Find every line in the records that holds the string "Fashion". Copy each one.

> **Collected data entries**

= = = = =

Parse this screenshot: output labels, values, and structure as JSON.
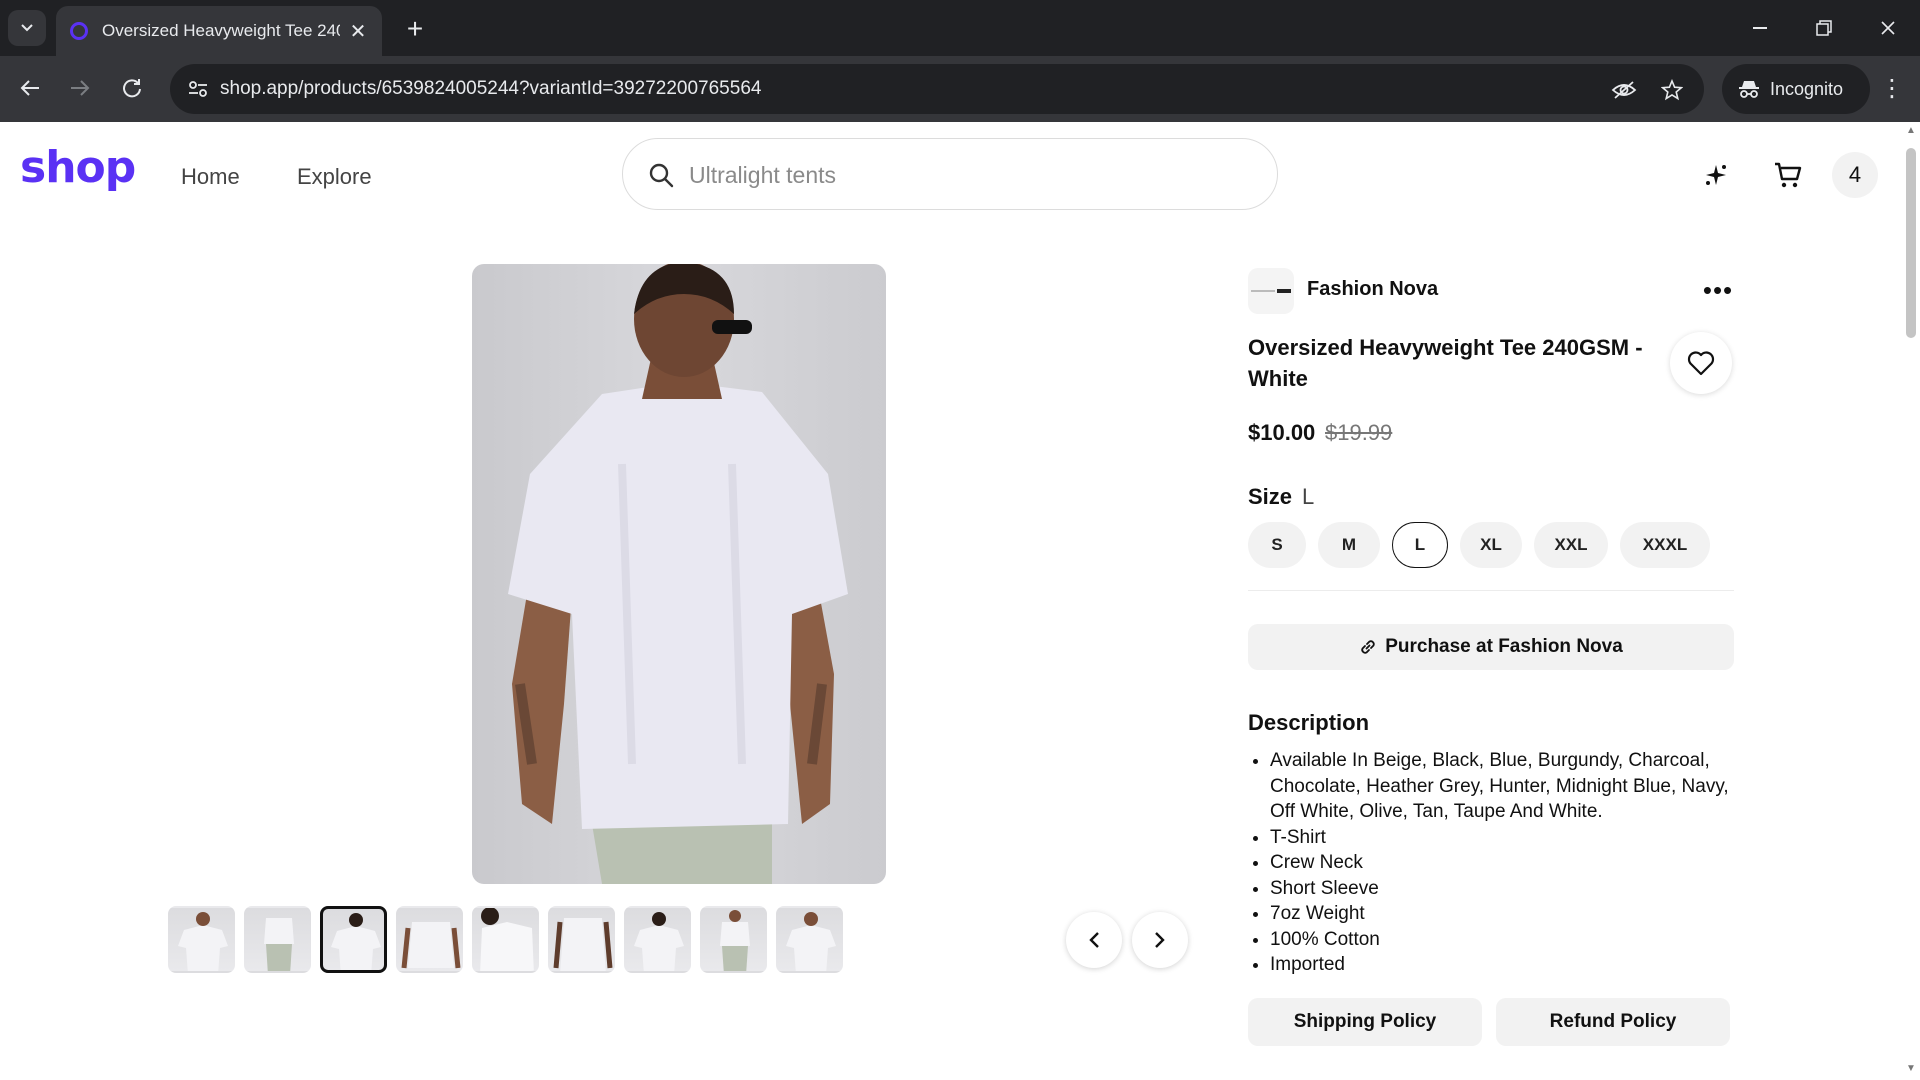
{
  "browser": {
    "tab_title": "Oversized Heavyweight Tee 240",
    "url": "shop.app/products/6539824005244?variantId=39272200765564",
    "incognito_label": "Incognito"
  },
  "header": {
    "logo": "shop",
    "nav": [
      "Home",
      "Explore"
    ],
    "search_placeholder": "Ultralight tents",
    "avatar_label": "4"
  },
  "product": {
    "merchant": "Fashion Nova",
    "title": "Oversized Heavyweight Tee 240GSM - White",
    "price": "$10.00",
    "compare_price": "$19.99",
    "size_label": "Size",
    "selected_size": "L",
    "sizes": [
      "S",
      "M",
      "L",
      "XL",
      "XXL",
      "XXXL"
    ],
    "purchase_label": "Purchase at Fashion Nova",
    "description_title": "Description",
    "description_items": [
      "Available In Beige, Black, Blue, Burgundy, Charcoal, Chocolate, Heather Grey, Hunter, Midnight Blue, Navy, Off White, Olive, Tan, Taupe And White.",
      "T-Shirt",
      "Crew Neck",
      "Short Sleeve",
      "7oz Weight",
      "100% Cotton",
      "Imported"
    ],
    "shipping_policy": "Shipping Policy",
    "refund_policy": "Refund Policy"
  },
  "gallery": {
    "thumbnail_count": 9,
    "active_thumbnail": 3
  },
  "colors": {
    "brand": "#5a31f4",
    "chrome_dark": "#202124",
    "chrome_mid": "#35363a"
  }
}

= = = = =

> **Solved problem**
    "merchant": "Fashion Nova",
    "purchase_label": "Purchase at Fashion Nova",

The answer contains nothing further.